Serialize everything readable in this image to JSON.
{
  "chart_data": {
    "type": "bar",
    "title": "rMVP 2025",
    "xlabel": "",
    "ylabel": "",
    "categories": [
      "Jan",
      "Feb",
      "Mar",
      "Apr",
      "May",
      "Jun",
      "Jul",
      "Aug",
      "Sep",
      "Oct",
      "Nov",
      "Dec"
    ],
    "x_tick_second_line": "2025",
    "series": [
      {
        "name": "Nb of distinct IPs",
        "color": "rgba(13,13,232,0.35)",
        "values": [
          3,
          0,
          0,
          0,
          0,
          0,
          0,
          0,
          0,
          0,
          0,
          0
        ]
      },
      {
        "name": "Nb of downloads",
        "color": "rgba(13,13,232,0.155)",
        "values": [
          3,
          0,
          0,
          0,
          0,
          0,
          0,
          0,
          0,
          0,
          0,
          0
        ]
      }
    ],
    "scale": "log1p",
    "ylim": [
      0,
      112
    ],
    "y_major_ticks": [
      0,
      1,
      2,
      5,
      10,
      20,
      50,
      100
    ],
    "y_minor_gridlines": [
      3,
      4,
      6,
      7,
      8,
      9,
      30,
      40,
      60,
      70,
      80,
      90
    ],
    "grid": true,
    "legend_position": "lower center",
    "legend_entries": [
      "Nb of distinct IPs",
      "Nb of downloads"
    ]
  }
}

* * * * * * *

### TASK TO COMPLETE:
Each line of the listing should be copied exactly.

### SOLUTION:
Serialize everything readable in this image to JSON.
{
  "chart_data": {
    "type": "bar",
    "title": "rMVP 2025",
    "xlabel": "",
    "ylabel": "",
    "categories": [
      "Jan",
      "Feb",
      "Mar",
      "Apr",
      "May",
      "Jun",
      "Jul",
      "Aug",
      "Sep",
      "Oct",
      "Nov",
      "Dec"
    ],
    "x_tick_second_line": "2025",
    "series": [
      {
        "name": "Nb of distinct IPs",
        "color": "rgba(13,13,232,0.35)",
        "values": [
          3,
          0,
          0,
          0,
          0,
          0,
          0,
          0,
          0,
          0,
          0,
          0
        ]
      },
      {
        "name": "Nb of downloads",
        "color": "rgba(13,13,232,0.155)",
        "values": [
          3,
          0,
          0,
          0,
          0,
          0,
          0,
          0,
          0,
          0,
          0,
          0
        ]
      }
    ],
    "scale": "log1p",
    "ylim": [
      0,
      112
    ],
    "y_major_ticks": [
      0,
      1,
      2,
      5,
      10,
      20,
      50,
      100
    ],
    "y_minor_gridlines": [
      3,
      4,
      6,
      7,
      8,
      9,
      30,
      40,
      60,
      70,
      80,
      90
    ],
    "grid": true,
    "legend_position": "lower center",
    "legend_entries": [
      "Nb of distinct IPs",
      "Nb of downloads"
    ]
  }
}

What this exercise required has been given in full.